_Aim of the exercise_
Every line below that holds the string "medium" should be copied out.

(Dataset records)
☆ ☆ ☆ ☆ ☆

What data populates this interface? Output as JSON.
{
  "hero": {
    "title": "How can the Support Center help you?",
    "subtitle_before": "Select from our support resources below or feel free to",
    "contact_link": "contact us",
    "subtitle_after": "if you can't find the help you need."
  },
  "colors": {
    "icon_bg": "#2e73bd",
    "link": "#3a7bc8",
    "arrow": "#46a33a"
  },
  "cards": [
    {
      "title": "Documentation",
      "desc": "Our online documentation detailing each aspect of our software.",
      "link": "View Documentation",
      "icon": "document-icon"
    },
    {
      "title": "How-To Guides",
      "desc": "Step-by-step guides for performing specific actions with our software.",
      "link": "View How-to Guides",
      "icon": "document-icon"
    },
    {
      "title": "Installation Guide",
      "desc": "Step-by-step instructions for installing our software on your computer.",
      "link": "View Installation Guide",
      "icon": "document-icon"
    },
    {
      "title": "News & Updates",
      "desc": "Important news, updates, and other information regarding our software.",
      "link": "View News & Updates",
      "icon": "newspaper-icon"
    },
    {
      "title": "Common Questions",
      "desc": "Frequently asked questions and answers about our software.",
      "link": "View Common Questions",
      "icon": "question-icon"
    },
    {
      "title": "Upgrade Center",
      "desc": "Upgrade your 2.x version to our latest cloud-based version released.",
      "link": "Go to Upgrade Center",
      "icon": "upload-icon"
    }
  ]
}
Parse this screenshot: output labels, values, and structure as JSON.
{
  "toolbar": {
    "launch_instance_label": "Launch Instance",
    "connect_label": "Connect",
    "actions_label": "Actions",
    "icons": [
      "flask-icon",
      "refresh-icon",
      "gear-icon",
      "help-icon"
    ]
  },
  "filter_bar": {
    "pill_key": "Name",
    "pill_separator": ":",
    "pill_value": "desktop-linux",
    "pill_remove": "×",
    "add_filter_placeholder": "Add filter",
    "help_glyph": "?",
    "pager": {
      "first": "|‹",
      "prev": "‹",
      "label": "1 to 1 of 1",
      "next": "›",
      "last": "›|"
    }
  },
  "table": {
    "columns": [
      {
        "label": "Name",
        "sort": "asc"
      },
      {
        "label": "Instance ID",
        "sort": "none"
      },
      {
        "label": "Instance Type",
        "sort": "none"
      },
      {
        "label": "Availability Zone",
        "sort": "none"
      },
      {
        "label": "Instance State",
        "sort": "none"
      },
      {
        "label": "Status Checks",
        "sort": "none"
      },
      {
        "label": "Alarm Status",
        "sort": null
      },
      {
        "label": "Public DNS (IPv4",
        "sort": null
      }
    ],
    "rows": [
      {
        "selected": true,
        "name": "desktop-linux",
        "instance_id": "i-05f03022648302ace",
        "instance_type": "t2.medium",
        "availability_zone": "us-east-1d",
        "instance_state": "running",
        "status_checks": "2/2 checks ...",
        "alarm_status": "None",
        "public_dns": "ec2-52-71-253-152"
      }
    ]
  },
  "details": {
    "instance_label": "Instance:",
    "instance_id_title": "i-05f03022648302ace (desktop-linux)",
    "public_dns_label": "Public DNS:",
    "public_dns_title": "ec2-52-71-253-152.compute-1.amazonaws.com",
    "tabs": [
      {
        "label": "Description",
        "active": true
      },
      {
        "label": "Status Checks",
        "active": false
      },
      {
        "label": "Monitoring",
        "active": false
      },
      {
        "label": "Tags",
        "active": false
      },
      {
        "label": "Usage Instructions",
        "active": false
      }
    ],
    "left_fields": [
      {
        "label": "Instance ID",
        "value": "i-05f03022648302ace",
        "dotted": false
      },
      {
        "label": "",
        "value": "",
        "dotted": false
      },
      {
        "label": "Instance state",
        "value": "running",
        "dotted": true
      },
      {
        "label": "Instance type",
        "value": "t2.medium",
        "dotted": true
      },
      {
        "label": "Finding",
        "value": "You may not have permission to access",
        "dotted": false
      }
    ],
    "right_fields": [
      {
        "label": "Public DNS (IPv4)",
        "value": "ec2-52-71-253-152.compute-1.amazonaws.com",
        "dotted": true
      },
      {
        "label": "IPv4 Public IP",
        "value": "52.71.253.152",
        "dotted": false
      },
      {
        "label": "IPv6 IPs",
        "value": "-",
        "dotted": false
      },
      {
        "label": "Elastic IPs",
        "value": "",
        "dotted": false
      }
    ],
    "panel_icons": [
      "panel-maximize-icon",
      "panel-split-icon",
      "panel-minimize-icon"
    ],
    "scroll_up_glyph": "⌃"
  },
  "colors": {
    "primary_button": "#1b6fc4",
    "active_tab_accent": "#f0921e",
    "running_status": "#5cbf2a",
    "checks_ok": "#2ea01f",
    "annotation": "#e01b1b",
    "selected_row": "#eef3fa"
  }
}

☆ ☆ ☆ ☆ ☆

_Complete answer_
        "instance_type": "t2.medium",
        "value": "t2.medium",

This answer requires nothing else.